[START OF Passage provided]

PERF-02. Is compute matched to the workload shape (steady, bursty, event-driven, batch)?
  • Yes if: Steady → ECS/EKS or EC2 with right-sized reservations. Bursty → Lambda or Fargate. Event-driven → Lambda. Batch → AWS Batch or EMR. The choice was deliberate, not legacy.
  • No: improvement action: For each component, classify the workload shape. If a long-running container is processing one event per minute, it is event-driven and should be Lambda. If a Lambda is being invoked at 1000 RPS continuously, it might be steady and warrant Fargate.
PERF-03. Is right-sizing run on a regular cadence?
  • Yes if: AWS Compute Optimizer is enabled, recommendations are reviewed monthly, and savings opportunities are converted into either right-sizing or Savings Plans / RIs decisions.
  • No: improvement action: Enable Compute Optimizer at the Organization level. Set a quarterly review with the workload tech lead. Implement the top three recommendations per quarter.
PERF-04. Is auto-scaling tuned to the workload's actual elasticity?
  • Yes if: Scale-out is faster than scale-in; warm pools or provisioned concurrency are used where cold start matters (Lambda, ECS); scaling is not so aggressive that it amplifies traffic spikes.
  • No: improvement action: For Lambda, evaluate provisioned concurrency or Lambda SnapStart (Java, Python, .NET) on cold-start-sensitive functions. For ECS, set scale-out cooldown shorter than scale-in cooldown.
PERF-05. Is the data store purpose-built for the access pattern?
  • Yes if: Relational data uses RDS / Aurora; high-throughput key-value uses DynamoDB; time-series uses Timestream; graph uses Neptune; analytics uses Redshift / Athena; full-text uses OpenSearch. The choice maps to the access pattern, not to "we have always used Postgres."
  • No: improvement action: For the largest data store in the workload, document the dominant access pattern. If it is "key lookup by ID at scale," it is probably DynamoDB even if it currently lives in RDS.
PERF-06. Is caching used where the access pattern justifies it?
  • Yes if: Read-heavy workloads use ElastiCache (Redis or Valkey) or DAX in front of DynamoDB; CDN caching (CloudFront) is used for static and semi-static responses; cache invalidation has a documented strategy.
  • No: improvement action: Identify the top 3 read-heavy queries. Add a cache. The hardest part is invalidation — design for TTL-based invalidation first; add explicit invalidation only where TTL is insufficient.
PERF-07. Are query patterns analyzed against the data store's strengths?
  • Yes if: DynamoDB tables have the right partition key for the access pattern; RDS queries use indexes and have explain plans on the slow ones; OpenSearch shard count matches the data volume.
  • No: improvement action: For DynamoDB, run CloudWatch Contributor Insights to find hot keys. For RDS, enable Performance Insights and review the top 10 slow queries.
PERF-08. Is content delivery optimized for the audience geography?
  • Yes if: CloudFront is in front of any web-facing surface; HTTP/3 is enabled; cache TTL is set deliberately; origin requests are minimized.
  • No: improvement action: Add CloudFront with the AWS Managed Cache Policy Managed-CachingOptimized as a baseline. Measure cache hit ratio. If hit ratio is below 80%, the cache key is wrong.

[END OF Passage provided]

- [Given task 1]:
Copy the records line by line, starting at their first line and ending at the line that contains "333, 495, 350]", with both of those lines included.
The performance checklist and the records are separate material.

[START OF Entries supplied]

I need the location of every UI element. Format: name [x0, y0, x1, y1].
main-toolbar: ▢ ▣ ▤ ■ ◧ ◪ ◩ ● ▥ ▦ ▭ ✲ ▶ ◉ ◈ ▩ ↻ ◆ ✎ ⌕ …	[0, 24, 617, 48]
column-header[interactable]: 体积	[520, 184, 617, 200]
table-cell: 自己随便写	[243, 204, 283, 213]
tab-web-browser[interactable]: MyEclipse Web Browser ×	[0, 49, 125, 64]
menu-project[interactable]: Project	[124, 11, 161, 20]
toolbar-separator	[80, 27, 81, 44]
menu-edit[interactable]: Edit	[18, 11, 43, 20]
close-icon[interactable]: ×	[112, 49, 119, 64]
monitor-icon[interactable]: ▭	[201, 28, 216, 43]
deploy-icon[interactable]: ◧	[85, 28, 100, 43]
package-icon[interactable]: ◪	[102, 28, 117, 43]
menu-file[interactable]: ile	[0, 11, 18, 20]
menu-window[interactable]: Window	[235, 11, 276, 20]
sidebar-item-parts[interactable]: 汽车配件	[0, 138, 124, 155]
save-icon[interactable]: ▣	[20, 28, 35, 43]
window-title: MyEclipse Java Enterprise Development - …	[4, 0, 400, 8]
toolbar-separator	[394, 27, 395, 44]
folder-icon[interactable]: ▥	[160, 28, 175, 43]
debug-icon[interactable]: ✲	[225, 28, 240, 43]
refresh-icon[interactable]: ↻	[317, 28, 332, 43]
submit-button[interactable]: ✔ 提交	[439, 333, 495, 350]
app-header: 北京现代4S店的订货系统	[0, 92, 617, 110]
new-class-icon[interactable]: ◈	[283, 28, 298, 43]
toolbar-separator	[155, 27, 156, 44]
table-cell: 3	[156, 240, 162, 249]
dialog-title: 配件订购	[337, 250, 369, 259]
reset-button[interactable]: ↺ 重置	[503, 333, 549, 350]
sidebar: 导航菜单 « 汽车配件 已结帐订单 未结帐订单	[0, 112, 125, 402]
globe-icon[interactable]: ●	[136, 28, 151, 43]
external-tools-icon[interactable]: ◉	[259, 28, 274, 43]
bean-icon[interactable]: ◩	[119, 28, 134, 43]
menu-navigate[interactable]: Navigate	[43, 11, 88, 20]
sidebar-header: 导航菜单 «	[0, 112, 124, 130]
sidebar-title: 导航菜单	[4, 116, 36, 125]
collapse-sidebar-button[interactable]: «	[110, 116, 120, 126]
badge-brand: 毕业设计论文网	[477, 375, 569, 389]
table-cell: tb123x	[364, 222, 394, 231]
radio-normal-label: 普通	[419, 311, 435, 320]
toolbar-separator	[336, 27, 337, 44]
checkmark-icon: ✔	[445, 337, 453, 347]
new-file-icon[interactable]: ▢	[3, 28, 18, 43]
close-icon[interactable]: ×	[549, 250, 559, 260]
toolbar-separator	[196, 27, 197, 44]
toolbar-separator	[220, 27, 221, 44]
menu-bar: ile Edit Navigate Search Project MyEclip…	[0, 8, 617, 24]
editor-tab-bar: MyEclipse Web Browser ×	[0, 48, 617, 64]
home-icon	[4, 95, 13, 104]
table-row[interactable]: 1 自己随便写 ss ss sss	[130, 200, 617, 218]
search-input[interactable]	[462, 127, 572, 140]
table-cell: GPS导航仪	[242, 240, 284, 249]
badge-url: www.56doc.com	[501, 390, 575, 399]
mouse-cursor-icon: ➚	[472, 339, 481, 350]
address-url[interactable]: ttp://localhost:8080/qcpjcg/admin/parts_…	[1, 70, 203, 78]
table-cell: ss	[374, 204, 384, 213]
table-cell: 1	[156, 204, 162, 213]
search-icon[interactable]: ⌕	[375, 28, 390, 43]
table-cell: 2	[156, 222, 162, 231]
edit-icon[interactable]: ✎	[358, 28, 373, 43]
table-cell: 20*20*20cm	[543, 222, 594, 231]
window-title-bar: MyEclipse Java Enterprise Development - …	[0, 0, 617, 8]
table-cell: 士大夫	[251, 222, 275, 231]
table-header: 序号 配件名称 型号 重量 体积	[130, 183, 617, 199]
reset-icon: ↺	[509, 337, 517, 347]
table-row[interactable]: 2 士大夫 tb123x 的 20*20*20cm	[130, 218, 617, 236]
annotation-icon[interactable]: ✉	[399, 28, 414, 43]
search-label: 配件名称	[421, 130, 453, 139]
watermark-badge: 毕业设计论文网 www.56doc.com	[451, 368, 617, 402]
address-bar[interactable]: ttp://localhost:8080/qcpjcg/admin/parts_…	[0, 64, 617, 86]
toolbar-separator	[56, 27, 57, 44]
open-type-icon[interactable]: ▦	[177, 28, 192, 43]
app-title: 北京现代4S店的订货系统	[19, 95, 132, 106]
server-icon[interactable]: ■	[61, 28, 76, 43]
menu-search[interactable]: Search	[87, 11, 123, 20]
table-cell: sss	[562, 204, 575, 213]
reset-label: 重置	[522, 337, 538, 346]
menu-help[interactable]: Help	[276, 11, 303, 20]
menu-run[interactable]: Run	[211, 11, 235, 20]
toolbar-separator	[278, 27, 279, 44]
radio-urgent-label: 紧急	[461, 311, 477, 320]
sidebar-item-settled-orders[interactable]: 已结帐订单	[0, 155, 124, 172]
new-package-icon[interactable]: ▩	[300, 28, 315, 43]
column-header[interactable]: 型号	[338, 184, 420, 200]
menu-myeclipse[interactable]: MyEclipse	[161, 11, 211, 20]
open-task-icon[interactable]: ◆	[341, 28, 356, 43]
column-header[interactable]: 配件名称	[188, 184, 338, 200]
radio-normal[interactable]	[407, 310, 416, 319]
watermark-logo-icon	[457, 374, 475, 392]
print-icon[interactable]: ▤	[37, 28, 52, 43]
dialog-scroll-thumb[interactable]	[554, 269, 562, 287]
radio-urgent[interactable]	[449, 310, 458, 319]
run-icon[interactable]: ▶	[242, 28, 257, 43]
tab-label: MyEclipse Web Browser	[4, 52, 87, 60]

[END OF Entries supplied]

- [Given task 2]:
Rewrite the performance checklist starting at "PERF-02. Is compute" and ending at "deliberate, not legacy.", replacing "workload shape" with "workload profile".

- [Correct response 1]:
I need the location of every UI element. Format: name [x0, y0, x1, y1].
main-toolbar: ▢ ▣ ▤ ■ ◧ ◪ ◩ ● ▥ ▦ ▭ ✲ ▶ ◉ ◈ ▩ ↻ ◆ ✎ ⌕ …	[0, 24, 617, 48]
column-header[interactable]: 体积	[520, 184, 617, 200]
table-cell: 自己随便写	[243, 204, 283, 213]
tab-web-browser[interactable]: MyEclipse Web Browser ×	[0, 49, 125, 64]
menu-project[interactable]: Project	[124, 11, 161, 20]
toolbar-separator	[80, 27, 81, 44]
menu-edit[interactable]: Edit	[18, 11, 43, 20]
close-icon[interactable]: ×	[112, 49, 119, 64]
monitor-icon[interactable]: ▭	[201, 28, 216, 43]
deploy-icon[interactable]: ◧	[85, 28, 100, 43]
package-icon[interactable]: ◪	[102, 28, 117, 43]
menu-file[interactable]: ile	[0, 11, 18, 20]
menu-window[interactable]: Window	[235, 11, 276, 20]
sidebar-item-parts[interactable]: 汽车配件	[0, 138, 124, 155]
save-icon[interactable]: ▣	[20, 28, 35, 43]
window-title: MyEclipse Java Enterprise Development - …	[4, 0, 400, 8]
toolbar-separator	[394, 27, 395, 44]
folder-icon[interactable]: ▥	[160, 28, 175, 43]
debug-icon[interactable]: ✲	[225, 28, 240, 43]
refresh-icon[interactable]: ↻	[317, 28, 332, 43]
submit-button[interactable]: ✔ 提交	[439, 333, 495, 350]

- [Correct response 2]:
PERF-02. Is compute matched to the workload profile (steady, bursty, event-driven, batch)?
  • Yes if: Steady → ECS/EKS or EC2 with right-sized reservations. Bursty → Lambda or Fargate. Event-driven → Lambda. Batch → AWS Batch or EMR. The choice was deliberate, not legacy.